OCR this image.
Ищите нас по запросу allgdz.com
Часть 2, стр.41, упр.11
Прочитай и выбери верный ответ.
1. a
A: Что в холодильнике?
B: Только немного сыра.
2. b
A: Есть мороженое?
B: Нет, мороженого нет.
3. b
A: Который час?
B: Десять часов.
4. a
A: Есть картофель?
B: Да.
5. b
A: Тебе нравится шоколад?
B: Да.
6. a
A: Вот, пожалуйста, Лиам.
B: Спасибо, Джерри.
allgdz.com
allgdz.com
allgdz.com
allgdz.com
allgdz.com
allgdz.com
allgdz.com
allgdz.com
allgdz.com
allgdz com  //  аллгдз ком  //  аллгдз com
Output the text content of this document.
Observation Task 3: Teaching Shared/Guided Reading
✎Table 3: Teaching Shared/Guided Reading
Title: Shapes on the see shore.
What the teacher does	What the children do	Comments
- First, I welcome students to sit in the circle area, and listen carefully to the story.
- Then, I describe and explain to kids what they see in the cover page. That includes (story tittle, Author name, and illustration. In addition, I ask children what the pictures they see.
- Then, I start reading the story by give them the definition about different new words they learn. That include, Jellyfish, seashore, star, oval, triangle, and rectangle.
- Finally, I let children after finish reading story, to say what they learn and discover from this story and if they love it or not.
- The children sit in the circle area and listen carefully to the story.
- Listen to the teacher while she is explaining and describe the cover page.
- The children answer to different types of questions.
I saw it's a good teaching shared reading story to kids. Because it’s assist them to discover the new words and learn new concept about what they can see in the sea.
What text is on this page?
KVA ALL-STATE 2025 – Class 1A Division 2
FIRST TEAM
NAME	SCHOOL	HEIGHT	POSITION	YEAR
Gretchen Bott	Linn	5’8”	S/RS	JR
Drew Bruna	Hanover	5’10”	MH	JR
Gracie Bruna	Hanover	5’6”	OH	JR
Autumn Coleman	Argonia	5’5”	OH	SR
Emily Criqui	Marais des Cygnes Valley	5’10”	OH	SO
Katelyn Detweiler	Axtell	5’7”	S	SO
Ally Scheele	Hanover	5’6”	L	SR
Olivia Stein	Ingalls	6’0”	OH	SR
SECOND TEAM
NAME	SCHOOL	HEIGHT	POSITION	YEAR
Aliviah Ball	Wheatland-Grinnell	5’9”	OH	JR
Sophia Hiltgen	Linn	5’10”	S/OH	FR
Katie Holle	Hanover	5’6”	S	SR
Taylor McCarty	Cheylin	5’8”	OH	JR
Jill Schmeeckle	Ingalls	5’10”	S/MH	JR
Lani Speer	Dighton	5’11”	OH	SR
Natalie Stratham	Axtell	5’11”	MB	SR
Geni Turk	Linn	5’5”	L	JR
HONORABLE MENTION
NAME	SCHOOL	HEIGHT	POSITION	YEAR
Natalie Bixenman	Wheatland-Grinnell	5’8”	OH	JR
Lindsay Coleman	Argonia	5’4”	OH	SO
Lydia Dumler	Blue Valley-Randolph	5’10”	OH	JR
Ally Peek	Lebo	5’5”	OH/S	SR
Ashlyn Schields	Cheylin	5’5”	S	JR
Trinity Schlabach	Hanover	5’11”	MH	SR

*Written task*:
Only the number is wanted: how many lines in the entries above contain the word "area"?

*Complete output*:
2